■ **Exercise goal**: Find the word "camí" in the material below and gather every line that contains it.
——————
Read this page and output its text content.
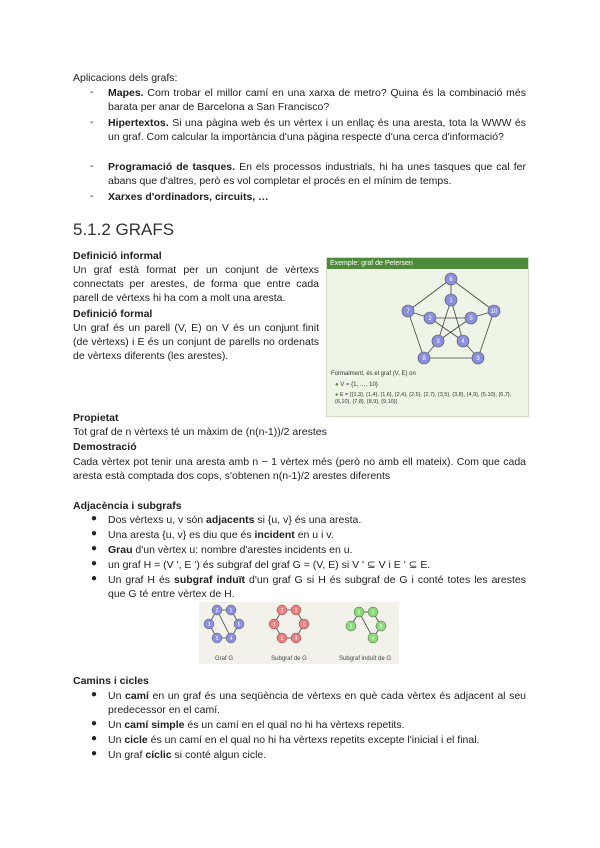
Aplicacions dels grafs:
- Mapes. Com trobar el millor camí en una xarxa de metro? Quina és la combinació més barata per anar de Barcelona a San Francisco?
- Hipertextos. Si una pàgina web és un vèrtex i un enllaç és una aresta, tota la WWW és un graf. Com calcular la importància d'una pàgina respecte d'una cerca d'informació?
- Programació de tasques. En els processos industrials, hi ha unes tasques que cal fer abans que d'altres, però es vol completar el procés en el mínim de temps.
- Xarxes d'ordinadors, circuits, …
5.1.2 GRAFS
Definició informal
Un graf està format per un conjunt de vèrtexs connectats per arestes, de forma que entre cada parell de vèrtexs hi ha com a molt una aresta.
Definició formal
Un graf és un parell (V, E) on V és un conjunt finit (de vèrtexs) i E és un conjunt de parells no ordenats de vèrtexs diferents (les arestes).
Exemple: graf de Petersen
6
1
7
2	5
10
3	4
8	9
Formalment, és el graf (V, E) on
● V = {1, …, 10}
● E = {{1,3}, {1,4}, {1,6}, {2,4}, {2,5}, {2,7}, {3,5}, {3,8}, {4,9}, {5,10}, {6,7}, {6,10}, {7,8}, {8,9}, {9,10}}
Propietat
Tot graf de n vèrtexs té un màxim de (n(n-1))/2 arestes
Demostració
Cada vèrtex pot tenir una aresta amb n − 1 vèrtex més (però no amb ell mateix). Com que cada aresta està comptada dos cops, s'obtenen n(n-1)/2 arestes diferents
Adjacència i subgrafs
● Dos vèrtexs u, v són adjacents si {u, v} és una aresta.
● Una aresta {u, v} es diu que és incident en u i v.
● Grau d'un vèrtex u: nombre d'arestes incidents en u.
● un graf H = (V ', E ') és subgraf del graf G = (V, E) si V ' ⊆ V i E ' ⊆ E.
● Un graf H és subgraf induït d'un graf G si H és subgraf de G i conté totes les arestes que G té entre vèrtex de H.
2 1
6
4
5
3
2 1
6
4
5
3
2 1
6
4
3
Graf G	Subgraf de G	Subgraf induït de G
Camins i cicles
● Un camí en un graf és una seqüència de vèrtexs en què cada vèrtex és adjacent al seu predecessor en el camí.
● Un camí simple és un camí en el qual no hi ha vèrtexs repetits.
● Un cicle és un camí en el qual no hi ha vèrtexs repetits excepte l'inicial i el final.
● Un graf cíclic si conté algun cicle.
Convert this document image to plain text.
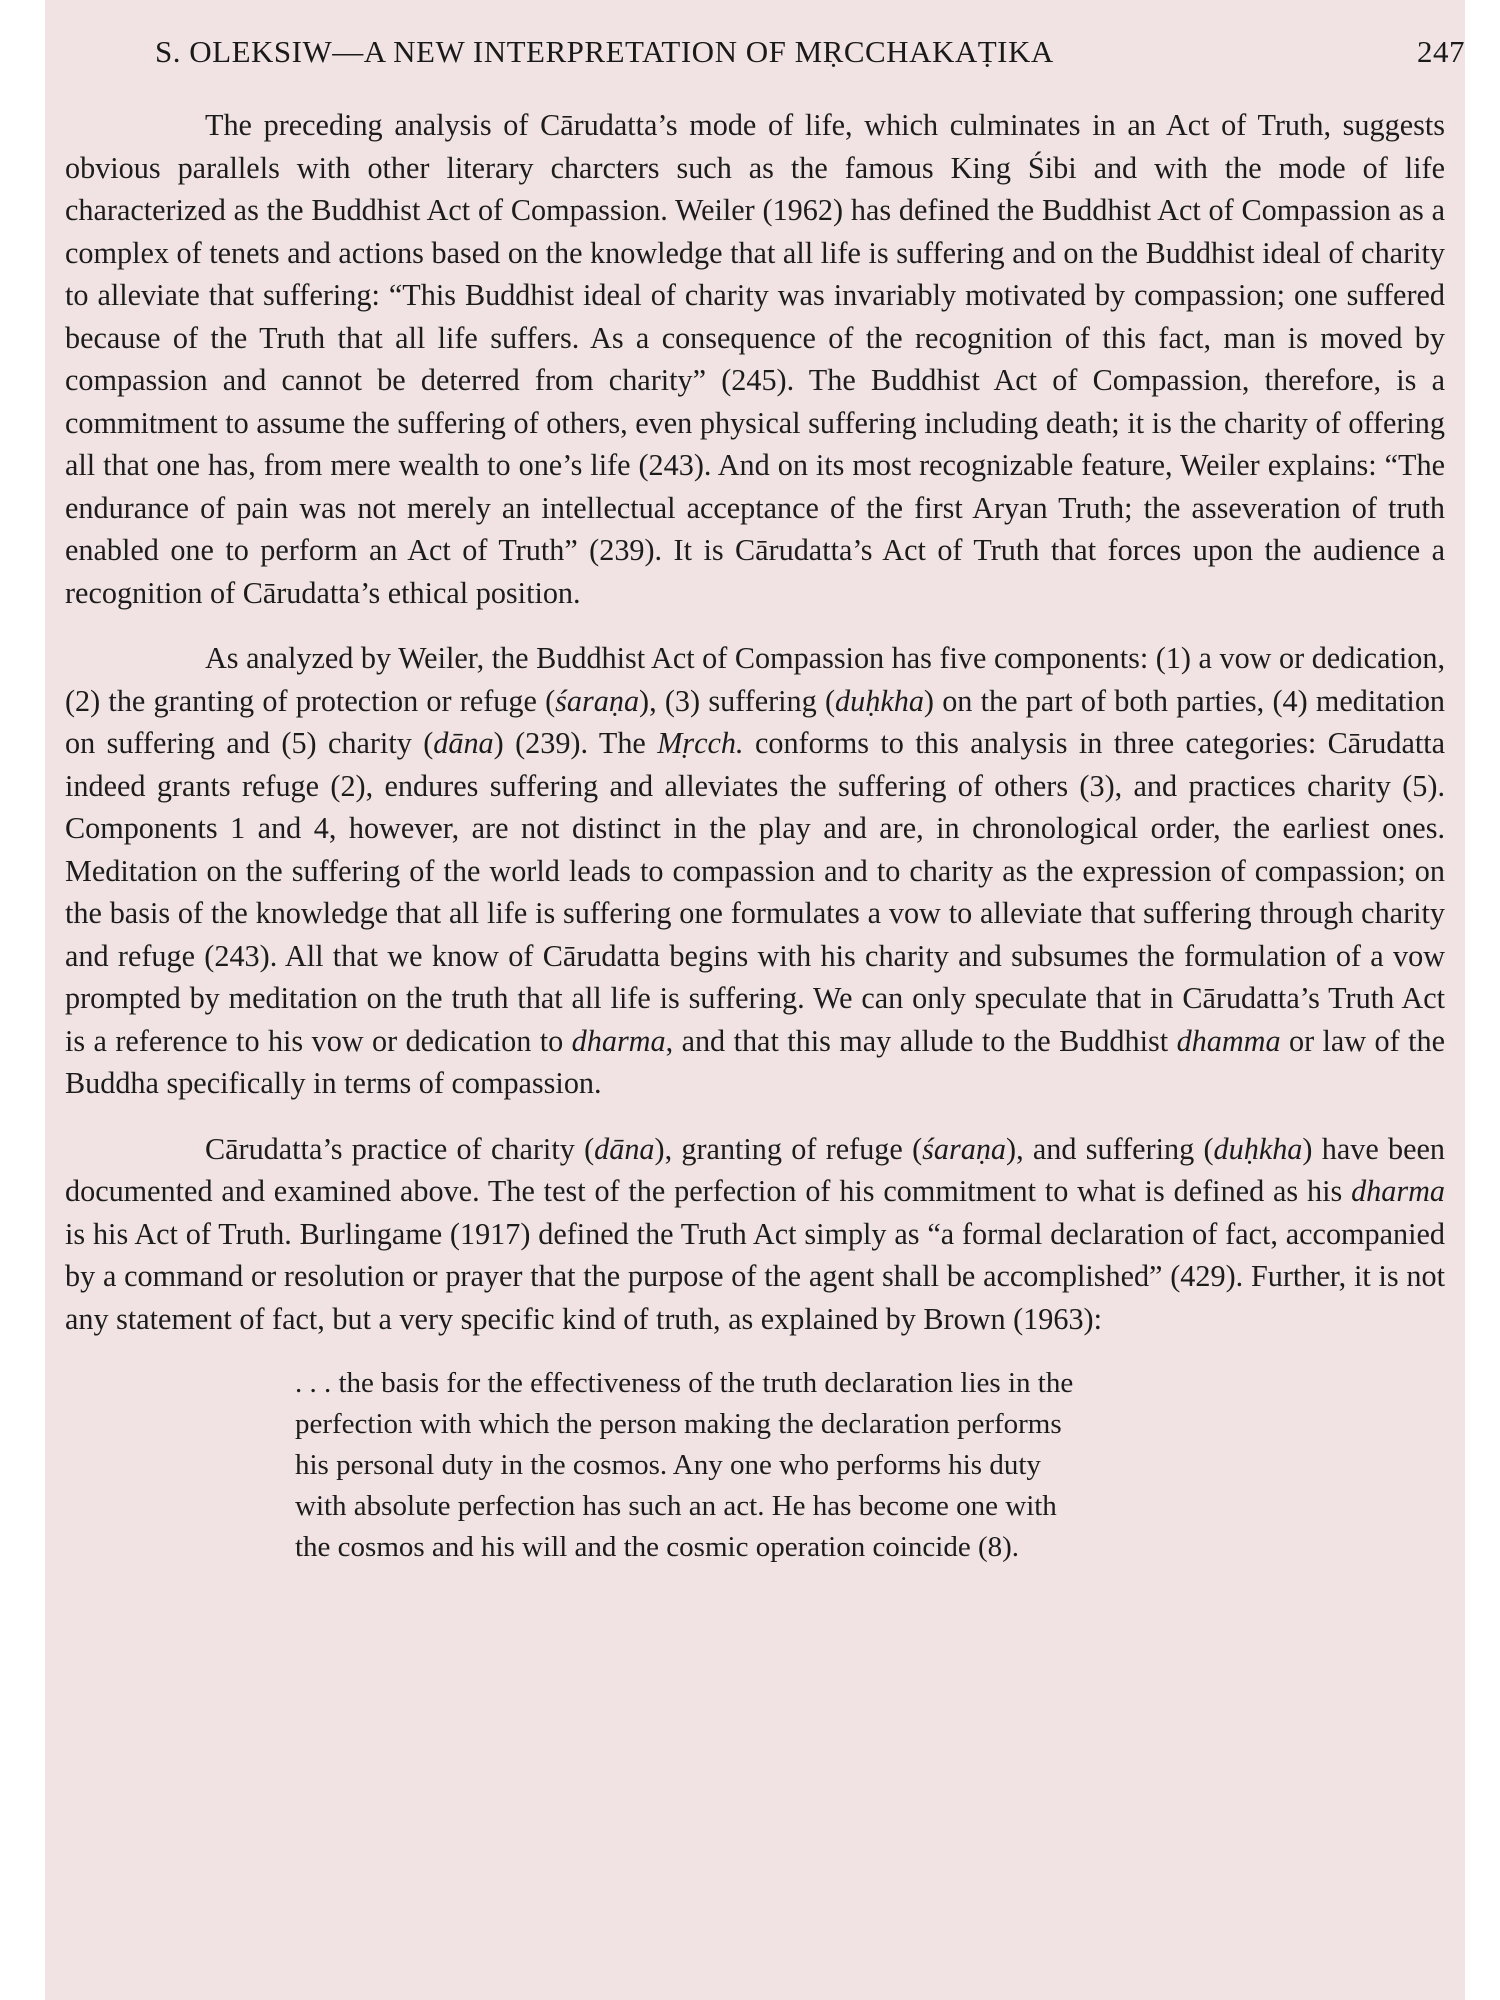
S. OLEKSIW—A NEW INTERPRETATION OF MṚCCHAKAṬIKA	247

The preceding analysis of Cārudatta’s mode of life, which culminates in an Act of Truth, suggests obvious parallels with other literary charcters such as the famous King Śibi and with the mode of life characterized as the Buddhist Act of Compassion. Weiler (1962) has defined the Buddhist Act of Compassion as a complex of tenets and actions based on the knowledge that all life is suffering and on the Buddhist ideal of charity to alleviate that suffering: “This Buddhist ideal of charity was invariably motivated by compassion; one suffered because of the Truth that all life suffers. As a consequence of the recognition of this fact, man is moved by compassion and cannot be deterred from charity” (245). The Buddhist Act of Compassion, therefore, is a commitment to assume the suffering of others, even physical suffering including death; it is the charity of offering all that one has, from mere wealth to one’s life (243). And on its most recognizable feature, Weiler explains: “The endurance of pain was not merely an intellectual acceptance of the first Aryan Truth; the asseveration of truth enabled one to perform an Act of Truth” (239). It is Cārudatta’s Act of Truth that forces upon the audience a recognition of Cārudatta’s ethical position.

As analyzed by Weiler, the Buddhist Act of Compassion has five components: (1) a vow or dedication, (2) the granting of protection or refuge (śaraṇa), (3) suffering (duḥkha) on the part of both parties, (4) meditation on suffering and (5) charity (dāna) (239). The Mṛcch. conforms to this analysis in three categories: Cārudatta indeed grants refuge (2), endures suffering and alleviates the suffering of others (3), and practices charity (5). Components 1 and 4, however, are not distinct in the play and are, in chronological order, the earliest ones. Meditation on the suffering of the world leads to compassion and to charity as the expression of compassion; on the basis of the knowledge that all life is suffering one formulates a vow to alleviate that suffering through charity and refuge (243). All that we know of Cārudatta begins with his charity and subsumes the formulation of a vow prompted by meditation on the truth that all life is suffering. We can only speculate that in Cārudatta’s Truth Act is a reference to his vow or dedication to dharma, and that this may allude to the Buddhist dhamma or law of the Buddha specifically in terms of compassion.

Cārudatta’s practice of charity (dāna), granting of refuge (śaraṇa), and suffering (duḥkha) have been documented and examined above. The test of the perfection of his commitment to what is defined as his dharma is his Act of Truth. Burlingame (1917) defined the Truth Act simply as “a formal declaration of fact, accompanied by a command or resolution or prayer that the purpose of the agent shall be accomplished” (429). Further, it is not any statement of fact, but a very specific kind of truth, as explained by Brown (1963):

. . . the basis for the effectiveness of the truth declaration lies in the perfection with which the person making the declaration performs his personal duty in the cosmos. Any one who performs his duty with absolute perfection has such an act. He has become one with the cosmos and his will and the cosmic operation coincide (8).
——————
■ **Exercise response**:
- Mapes. Com trobar el millor camí en una xarxa de metro? Quina és la combinació més barata per anar de Barcelona a San Francisco?
● Un camí en un graf és una seqüència de vèrtexs en què cada vèrtex és adjacent al seu predecessor en el camí.
● Un camí simple és un camí en el qual no hi ha vèrtexs repetits.
● Un cicle és un camí en el qual no hi ha vèrtexs repetits excepte l'inicial i el final.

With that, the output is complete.